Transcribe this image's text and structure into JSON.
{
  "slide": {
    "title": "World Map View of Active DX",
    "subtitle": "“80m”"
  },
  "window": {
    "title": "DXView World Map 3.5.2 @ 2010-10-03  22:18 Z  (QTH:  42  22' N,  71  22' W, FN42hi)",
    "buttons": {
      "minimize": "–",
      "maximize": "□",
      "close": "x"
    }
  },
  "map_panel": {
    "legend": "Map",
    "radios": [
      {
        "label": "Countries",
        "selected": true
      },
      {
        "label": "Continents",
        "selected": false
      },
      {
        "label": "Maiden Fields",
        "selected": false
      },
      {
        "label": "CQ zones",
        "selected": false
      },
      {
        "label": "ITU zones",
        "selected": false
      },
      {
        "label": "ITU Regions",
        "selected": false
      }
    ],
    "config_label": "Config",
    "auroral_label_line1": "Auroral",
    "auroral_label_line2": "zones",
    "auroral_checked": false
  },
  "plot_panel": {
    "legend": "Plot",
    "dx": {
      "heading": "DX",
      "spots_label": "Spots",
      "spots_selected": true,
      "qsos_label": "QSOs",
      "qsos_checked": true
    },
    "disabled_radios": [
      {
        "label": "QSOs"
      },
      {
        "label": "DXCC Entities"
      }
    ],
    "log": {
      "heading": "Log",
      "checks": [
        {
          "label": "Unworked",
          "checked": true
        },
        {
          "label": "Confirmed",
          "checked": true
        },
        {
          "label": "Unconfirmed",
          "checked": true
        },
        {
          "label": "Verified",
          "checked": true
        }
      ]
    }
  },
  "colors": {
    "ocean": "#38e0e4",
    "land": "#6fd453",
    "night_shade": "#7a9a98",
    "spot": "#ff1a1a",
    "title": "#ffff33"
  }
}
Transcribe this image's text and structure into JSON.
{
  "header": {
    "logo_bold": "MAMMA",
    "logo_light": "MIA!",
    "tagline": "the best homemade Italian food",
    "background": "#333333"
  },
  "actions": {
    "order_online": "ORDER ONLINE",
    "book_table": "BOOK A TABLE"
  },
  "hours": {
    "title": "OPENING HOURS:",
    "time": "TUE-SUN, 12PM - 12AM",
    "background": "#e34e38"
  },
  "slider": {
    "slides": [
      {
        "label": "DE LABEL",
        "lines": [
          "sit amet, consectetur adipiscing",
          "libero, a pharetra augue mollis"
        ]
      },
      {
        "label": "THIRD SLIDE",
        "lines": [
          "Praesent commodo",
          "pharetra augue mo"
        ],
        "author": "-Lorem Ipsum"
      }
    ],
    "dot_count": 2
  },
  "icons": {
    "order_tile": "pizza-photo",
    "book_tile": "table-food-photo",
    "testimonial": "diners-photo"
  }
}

**STATED GOAL:** Reproduce the full listing exactly.

**FULL SOLUTION:**
Transcribe this image's text and structure into JSON.
{
  "slide": {
    "title": "World Map View of Active DX",
    "subtitle": "“80m”"
  },
  "window": {
    "title": "DXView World Map 3.5.2 @ 2010-10-03  22:18 Z  (QTH:  42  22' N,  71  22' W, FN42hi)",
    "buttons": {
      "minimize": "–",
      "maximize": "□",
      "close": "x"
    }
  },
  "map_panel": {
    "legend": "Map",
    "radios": [
      {
        "label": "Countries",
        "selected": true
      },
      {
        "label": "Continents",
        "selected": false
      },
      {
        "label": "Maiden Fields",
        "selected": false
      },
      {
        "label": "CQ zones",
        "selected": false
      },
      {
        "label": "ITU zones",
        "selected": false
      },
      {
        "label": "ITU Regions",
        "selected": false
      }
    ],
    "config_label": "Config",
    "auroral_label_line1": "Auroral",
    "auroral_label_line2": "zones",
    "auroral_checked": false
  },
  "plot_panel": {
    "legend": "Plot",
    "dx": {
      "heading": "DX",
      "spots_label": "Spots",
      "spots_selected": true,
      "qsos_label": "QSOs",
      "qsos_checked": true
    },
    "disabled_radios": [
      {
        "label": "QSOs"
      },
      {
        "label": "DXCC Entities"
      }
    ],
    "log": {
      "heading": "Log",
      "checks": [
        {
          "label": "Unworked",
          "checked": true
        },
        {
          "label": "Confirmed",
          "checked": true
        },
        {
          "label": "Unconfirmed",
          "checked": true
        },
        {
          "label": "Verified",
          "checked": true
        }
      ]
    }
  },
  "colors": {
    "ocean": "#38e0e4",
    "land": "#6fd453",
    "night_shade": "#7a9a98",
    "spot": "#ff1a1a",
    "title": "#ffff33"
  }
}
Transcribe this image's text and structure into JSON.
{
  "header": {
    "logo_bold": "MAMMA",
    "logo_light": "MIA!",
    "tagline": "the best homemade Italian food",
    "background": "#333333"
  },
  "actions": {
    "order_online": "ORDER ONLINE",
    "book_table": "BOOK A TABLE"
  },
  "hours": {
    "title": "OPENING HOURS:",
    "time": "TUE-SUN, 12PM - 12AM",
    "background": "#e34e38"
  },
  "slider": {
    "slides": [
      {
        "label": "DE LABEL",
        "lines": [
          "sit amet, consectetur adipiscing",
          "libero, a pharetra augue mollis"
        ]
      },
      {
        "label": "THIRD SLIDE",
        "lines": [
          "Praesent commodo",
          "pharetra augue mo"
        ],
        "author": "-Lorem Ipsum"
      }
    ],
    "dot_count": 2
  },
  "icons": {
    "order_tile": "pizza-photo",
    "book_tile": "table-food-photo",
    "testimonial": "diners-photo"
  }
}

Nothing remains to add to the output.